-- start of EXTRACTED RECORDS --

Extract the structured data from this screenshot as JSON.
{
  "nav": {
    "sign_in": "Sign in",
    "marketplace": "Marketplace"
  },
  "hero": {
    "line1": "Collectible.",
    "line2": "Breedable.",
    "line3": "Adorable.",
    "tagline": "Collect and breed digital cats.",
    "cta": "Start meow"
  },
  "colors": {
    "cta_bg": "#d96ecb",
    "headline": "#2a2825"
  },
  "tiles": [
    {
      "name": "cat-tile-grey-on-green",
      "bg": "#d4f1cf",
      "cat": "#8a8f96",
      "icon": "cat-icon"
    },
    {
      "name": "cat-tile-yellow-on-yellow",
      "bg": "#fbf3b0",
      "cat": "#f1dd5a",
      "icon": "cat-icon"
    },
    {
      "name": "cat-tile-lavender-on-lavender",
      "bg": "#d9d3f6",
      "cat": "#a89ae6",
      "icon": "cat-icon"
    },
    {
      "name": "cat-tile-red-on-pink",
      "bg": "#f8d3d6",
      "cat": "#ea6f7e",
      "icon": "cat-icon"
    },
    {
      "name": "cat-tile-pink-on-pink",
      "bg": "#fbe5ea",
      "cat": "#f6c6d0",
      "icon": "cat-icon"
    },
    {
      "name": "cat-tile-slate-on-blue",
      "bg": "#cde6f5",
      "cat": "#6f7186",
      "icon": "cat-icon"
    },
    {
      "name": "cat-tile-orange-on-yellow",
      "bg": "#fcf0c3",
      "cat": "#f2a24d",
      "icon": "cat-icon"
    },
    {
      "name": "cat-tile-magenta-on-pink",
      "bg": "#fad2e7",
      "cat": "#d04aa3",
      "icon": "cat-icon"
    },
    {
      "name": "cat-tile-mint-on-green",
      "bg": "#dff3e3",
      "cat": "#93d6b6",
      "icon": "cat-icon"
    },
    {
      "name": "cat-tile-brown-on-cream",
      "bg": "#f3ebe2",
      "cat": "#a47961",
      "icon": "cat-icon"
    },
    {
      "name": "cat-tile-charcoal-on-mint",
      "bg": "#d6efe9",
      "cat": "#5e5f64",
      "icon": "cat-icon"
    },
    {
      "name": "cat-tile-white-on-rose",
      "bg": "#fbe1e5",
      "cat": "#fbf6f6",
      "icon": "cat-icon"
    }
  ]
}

-- end of EXTRACTED RECORDS --

**TASK TO COMPLETE**
In full and verbatim, repeat the records given above.

**OUTPUT BELOW**
Extract the structured data from this screenshot as JSON.
{
  "nav": {
    "sign_in": "Sign in",
    "marketplace": "Marketplace"
  },
  "hero": {
    "line1": "Collectible.",
    "line2": "Breedable.",
    "line3": "Adorable.",
    "tagline": "Collect and breed digital cats.",
    "cta": "Start meow"
  },
  "colors": {
    "cta_bg": "#d96ecb",
    "headline": "#2a2825"
  },
  "tiles": [
    {
      "name": "cat-tile-grey-on-green",
      "bg": "#d4f1cf",
      "cat": "#8a8f96",
      "icon": "cat-icon"
    },
    {
      "name": "cat-tile-yellow-on-yellow",
      "bg": "#fbf3b0",
      "cat": "#f1dd5a",
      "icon": "cat-icon"
    },
    {
      "name": "cat-tile-lavender-on-lavender",
      "bg": "#d9d3f6",
      "cat": "#a89ae6",
      "icon": "cat-icon"
    },
    {
      "name": "cat-tile-red-on-pink",
      "bg": "#f8d3d6",
      "cat": "#ea6f7e",
      "icon": "cat-icon"
    },
    {
      "name": "cat-tile-pink-on-pink",
      "bg": "#fbe5ea",
      "cat": "#f6c6d0",
      "icon": "cat-icon"
    },
    {
      "name": "cat-tile-slate-on-blue",
      "bg": "#cde6f5",
      "cat": "#6f7186",
      "icon": "cat-icon"
    },
    {
      "name": "cat-tile-orange-on-yellow",
      "bg": "#fcf0c3",
      "cat": "#f2a24d",
      "icon": "cat-icon"
    },
    {
      "name": "cat-tile-magenta-on-pink",
      "bg": "#fad2e7",
      "cat": "#d04aa3",
      "icon": "cat-icon"
    },
    {
      "name": "cat-tile-mint-on-green",
      "bg": "#dff3e3",
      "cat": "#93d6b6",
      "icon": "cat-icon"
    },
    {
      "name": "cat-tile-brown-on-cream",
      "bg": "#f3ebe2",
      "cat": "#a47961",
      "icon": "cat-icon"
    },
    {
      "name": "cat-tile-charcoal-on-mint",
      "bg": "#d6efe9",
      "cat": "#5e5f64",
      "icon": "cat-icon"
    },
    {
      "name": "cat-tile-white-on-rose",
      "bg": "#fbe1e5",
      "cat": "#fbf6f6",
      "icon": "cat-icon"
    }
  ]
}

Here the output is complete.